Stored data
"""

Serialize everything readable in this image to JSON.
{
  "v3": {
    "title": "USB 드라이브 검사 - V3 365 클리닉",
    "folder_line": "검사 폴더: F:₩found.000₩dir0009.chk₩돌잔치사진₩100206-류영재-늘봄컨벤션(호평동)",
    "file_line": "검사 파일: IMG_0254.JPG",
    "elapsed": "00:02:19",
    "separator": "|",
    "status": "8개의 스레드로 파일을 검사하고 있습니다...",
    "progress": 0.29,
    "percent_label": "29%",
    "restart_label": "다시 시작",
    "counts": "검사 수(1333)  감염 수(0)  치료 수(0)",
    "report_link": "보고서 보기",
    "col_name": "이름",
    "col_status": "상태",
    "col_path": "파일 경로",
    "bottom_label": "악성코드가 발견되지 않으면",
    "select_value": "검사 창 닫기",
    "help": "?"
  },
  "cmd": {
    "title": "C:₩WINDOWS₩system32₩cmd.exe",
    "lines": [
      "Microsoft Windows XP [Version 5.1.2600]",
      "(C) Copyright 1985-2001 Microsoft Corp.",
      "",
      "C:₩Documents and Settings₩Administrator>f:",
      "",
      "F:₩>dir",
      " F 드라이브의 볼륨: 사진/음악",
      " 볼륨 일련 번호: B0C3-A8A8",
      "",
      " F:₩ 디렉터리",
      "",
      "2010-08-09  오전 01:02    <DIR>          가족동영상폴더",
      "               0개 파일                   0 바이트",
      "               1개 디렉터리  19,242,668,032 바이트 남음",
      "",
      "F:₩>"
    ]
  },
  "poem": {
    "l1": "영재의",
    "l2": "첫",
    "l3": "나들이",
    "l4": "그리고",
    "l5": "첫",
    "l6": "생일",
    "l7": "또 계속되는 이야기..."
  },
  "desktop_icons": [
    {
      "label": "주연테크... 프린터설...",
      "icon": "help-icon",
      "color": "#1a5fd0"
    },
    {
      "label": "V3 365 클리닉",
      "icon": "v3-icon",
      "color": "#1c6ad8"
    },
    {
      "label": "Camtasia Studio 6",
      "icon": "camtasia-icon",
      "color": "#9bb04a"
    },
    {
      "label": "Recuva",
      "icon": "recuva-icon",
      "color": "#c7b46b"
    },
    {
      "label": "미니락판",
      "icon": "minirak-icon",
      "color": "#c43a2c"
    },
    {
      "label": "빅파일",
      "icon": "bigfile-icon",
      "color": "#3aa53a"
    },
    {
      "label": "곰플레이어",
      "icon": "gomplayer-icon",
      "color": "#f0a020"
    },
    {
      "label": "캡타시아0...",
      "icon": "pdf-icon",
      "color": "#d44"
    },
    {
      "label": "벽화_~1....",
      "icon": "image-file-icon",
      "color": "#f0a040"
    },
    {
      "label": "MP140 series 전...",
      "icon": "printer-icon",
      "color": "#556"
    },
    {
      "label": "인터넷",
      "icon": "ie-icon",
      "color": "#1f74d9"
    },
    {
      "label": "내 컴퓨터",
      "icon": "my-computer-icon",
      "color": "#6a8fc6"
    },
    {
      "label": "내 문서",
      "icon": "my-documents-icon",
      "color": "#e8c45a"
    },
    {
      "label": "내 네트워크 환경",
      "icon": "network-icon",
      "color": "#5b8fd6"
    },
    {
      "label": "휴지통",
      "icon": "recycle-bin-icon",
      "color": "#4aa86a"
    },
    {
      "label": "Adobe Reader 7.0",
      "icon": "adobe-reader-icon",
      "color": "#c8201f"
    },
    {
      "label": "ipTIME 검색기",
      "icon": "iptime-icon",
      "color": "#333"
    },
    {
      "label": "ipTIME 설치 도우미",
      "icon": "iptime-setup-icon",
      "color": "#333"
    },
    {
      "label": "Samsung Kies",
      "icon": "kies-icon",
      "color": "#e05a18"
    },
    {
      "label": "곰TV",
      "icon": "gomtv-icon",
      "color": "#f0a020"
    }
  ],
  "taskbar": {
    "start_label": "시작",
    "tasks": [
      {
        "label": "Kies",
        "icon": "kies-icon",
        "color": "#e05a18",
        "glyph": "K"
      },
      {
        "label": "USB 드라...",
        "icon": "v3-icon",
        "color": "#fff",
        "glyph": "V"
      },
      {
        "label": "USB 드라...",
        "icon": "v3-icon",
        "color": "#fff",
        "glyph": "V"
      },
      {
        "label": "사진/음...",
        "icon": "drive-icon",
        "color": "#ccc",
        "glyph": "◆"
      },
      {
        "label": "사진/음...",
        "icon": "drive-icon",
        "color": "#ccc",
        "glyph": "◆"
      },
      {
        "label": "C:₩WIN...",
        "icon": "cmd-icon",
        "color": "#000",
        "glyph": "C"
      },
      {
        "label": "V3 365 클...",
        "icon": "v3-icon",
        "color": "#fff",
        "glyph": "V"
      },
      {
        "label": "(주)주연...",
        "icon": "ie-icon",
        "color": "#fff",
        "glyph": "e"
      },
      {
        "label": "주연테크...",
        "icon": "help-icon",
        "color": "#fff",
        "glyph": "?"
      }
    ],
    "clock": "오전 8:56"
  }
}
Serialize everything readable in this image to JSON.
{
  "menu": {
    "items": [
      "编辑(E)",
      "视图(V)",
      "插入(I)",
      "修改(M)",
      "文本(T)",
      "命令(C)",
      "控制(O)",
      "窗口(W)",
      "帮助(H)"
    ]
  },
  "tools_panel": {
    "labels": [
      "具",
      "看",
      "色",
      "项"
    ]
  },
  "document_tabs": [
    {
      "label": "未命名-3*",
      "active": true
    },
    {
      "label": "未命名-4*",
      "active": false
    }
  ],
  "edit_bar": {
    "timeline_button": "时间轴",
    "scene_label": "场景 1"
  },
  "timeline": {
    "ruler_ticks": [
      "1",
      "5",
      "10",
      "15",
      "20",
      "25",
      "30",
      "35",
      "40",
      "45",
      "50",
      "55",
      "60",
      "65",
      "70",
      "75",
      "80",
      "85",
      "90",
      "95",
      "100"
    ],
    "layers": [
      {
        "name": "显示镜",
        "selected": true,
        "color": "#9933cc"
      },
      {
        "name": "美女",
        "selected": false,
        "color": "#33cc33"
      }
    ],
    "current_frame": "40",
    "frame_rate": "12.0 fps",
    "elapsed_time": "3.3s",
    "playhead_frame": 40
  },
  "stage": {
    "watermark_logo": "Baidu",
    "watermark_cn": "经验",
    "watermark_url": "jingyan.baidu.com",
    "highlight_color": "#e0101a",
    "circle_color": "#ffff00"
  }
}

"""

● **TASK TO COMPLETE**: Check every line of the material for the string "title" and give the number of lines that have it, without anything else.

● **OUTPUT FOR THIS EXERCISE**: 2